### [What to do]
Wherever a line holds the word "External", copy that line out.

— BEGIN Exercise materials —

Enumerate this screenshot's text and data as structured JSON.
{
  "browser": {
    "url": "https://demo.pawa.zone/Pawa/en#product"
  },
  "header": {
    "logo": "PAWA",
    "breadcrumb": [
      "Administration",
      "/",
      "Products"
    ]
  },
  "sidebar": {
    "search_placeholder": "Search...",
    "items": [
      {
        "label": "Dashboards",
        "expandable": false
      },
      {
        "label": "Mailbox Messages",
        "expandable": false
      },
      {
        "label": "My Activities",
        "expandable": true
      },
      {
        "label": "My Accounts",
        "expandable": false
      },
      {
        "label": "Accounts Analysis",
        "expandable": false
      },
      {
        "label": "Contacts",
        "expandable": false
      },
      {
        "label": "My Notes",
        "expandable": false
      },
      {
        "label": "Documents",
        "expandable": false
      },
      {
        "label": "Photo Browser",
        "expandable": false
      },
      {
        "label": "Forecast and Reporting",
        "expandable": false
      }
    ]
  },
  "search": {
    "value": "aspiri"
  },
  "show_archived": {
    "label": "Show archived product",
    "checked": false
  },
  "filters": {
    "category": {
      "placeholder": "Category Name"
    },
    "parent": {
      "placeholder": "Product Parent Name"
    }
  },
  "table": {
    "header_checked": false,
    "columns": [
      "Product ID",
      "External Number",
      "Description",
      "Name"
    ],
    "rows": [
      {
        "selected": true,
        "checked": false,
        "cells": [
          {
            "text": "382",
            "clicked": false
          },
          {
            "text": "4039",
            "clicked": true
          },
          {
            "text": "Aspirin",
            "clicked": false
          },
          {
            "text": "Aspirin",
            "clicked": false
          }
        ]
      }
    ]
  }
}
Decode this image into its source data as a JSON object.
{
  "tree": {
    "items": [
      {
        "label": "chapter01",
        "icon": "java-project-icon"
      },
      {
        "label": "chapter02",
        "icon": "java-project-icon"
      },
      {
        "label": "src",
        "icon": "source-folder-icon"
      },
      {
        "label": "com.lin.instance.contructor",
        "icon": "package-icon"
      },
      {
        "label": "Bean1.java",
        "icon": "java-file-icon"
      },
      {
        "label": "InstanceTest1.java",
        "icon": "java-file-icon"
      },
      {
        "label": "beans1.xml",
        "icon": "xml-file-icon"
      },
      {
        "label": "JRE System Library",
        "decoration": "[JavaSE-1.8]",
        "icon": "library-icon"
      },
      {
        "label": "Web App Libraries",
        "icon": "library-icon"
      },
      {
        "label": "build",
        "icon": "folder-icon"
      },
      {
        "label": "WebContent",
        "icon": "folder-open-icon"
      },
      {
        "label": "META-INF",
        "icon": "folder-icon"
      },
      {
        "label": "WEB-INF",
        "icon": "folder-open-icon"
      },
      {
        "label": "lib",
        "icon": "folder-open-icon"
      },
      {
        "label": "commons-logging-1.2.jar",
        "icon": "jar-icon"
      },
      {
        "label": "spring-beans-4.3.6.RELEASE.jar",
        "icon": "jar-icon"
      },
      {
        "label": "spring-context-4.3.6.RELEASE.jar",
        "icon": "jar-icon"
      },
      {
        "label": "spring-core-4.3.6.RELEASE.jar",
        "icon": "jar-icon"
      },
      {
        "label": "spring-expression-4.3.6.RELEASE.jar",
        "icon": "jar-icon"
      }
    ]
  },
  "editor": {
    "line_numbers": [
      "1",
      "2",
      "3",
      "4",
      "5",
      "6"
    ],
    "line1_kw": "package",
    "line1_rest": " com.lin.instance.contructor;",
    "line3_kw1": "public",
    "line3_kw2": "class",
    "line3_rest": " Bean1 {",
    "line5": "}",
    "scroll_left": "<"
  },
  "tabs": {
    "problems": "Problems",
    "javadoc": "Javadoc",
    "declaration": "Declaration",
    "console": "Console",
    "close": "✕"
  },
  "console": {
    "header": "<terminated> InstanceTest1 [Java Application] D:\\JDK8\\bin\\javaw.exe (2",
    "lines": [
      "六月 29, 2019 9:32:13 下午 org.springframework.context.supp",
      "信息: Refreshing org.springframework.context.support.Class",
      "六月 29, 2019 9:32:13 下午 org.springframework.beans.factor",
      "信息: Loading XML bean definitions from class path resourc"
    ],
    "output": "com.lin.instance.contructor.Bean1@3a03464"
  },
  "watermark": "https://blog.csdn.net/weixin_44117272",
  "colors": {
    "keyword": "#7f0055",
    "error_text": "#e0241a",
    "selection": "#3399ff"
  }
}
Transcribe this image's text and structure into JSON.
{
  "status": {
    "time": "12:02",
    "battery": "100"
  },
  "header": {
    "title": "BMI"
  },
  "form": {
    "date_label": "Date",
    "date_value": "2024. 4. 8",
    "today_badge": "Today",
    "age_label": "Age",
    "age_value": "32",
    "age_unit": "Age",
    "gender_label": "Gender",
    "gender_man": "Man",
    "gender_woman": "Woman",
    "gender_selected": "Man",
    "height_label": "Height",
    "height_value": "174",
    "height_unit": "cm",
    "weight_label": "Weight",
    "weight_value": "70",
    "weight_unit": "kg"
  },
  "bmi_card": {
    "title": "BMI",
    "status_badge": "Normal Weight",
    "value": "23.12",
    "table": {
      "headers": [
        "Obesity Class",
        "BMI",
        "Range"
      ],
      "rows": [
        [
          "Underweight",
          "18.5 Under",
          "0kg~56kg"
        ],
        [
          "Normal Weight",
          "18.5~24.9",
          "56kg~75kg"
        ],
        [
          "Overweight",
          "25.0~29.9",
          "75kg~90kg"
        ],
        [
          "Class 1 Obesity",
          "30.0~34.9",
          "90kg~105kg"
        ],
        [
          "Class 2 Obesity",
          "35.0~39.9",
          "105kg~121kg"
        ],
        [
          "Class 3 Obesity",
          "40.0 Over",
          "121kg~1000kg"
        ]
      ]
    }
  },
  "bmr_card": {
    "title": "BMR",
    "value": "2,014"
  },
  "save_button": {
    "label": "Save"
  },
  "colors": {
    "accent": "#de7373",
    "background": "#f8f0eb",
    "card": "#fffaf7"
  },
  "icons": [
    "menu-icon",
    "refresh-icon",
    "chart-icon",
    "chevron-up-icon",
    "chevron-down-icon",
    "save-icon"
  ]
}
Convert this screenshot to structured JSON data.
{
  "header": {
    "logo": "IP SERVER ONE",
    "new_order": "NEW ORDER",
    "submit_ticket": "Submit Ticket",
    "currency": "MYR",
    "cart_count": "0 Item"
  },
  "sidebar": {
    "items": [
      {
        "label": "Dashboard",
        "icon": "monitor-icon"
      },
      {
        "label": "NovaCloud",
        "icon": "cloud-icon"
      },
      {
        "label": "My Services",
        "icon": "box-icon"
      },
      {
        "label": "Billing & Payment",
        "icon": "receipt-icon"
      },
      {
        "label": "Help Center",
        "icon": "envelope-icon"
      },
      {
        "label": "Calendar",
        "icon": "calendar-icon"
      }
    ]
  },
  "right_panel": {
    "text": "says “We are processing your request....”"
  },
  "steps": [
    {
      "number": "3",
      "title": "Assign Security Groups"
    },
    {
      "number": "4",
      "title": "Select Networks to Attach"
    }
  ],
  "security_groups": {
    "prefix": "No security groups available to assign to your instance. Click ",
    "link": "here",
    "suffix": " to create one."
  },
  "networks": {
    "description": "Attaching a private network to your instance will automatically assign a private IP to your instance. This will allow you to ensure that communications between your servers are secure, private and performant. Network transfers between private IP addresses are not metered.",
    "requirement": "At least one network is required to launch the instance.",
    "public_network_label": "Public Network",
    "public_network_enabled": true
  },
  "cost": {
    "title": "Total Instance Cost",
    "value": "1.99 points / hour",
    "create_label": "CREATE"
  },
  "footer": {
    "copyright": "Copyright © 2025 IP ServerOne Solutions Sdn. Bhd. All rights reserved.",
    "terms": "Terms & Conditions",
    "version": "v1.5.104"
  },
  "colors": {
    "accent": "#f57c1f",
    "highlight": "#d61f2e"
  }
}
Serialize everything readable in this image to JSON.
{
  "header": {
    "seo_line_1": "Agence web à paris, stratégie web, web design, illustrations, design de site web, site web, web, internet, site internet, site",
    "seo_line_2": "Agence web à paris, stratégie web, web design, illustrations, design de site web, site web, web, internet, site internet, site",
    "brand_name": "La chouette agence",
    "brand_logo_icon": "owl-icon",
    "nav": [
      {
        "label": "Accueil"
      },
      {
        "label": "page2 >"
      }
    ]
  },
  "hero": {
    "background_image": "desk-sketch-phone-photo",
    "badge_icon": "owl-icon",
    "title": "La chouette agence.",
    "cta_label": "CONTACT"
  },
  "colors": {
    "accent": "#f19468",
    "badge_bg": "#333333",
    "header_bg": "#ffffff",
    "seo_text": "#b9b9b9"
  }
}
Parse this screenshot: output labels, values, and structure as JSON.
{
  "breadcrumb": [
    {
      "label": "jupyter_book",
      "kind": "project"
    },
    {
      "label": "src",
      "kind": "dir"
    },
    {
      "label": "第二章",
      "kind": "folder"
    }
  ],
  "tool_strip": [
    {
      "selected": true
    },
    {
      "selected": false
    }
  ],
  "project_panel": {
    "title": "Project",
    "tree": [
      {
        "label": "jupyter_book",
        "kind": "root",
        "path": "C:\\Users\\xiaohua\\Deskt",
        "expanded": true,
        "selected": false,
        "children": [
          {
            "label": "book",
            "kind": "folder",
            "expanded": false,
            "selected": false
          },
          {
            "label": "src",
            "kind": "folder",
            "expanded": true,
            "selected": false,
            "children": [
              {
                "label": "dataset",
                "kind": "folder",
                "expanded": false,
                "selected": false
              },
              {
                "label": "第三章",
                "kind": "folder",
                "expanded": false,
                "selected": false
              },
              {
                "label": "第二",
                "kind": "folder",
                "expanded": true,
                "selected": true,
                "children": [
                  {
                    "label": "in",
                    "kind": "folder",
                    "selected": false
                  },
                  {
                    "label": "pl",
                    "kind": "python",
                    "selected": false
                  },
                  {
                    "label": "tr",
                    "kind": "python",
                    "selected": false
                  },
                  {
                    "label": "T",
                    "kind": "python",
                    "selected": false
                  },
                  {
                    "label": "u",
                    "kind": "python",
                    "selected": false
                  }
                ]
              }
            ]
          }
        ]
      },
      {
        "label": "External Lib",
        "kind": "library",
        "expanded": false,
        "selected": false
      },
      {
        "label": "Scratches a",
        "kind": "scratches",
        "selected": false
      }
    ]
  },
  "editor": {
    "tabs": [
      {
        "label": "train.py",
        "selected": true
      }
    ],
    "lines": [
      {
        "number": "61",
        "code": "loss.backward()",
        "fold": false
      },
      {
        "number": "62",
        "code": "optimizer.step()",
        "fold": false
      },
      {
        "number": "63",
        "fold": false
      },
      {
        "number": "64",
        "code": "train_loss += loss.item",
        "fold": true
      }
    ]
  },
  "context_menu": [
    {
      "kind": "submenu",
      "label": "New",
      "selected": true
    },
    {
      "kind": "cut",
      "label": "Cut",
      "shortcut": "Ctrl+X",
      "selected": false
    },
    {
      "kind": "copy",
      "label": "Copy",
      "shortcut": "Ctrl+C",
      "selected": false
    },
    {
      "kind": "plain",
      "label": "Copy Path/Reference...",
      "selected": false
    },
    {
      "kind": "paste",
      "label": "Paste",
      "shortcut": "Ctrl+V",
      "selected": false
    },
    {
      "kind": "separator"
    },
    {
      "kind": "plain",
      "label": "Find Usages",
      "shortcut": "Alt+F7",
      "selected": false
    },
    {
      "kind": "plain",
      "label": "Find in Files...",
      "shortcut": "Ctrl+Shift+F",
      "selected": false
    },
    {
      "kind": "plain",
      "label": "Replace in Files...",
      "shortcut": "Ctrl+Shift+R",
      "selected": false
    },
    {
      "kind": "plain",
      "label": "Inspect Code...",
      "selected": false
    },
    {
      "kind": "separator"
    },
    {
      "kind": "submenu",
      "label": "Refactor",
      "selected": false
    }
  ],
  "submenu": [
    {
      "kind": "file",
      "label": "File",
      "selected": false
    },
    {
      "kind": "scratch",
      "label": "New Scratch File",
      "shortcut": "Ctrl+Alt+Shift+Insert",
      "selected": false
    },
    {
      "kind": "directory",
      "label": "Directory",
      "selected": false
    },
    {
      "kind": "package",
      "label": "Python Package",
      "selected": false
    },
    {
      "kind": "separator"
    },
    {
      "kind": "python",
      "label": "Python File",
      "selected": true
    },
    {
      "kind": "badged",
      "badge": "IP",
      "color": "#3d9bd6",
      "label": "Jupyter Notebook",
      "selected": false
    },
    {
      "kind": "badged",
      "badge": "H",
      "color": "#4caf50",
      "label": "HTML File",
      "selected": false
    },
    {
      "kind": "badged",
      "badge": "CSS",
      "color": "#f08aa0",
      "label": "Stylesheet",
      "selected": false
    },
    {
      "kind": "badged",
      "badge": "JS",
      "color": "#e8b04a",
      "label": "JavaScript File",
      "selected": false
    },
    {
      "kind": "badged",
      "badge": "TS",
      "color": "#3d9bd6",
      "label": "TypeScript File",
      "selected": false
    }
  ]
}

— END Exercise materials —

### [Written response]
      "External Number",
        "label": "External Lib",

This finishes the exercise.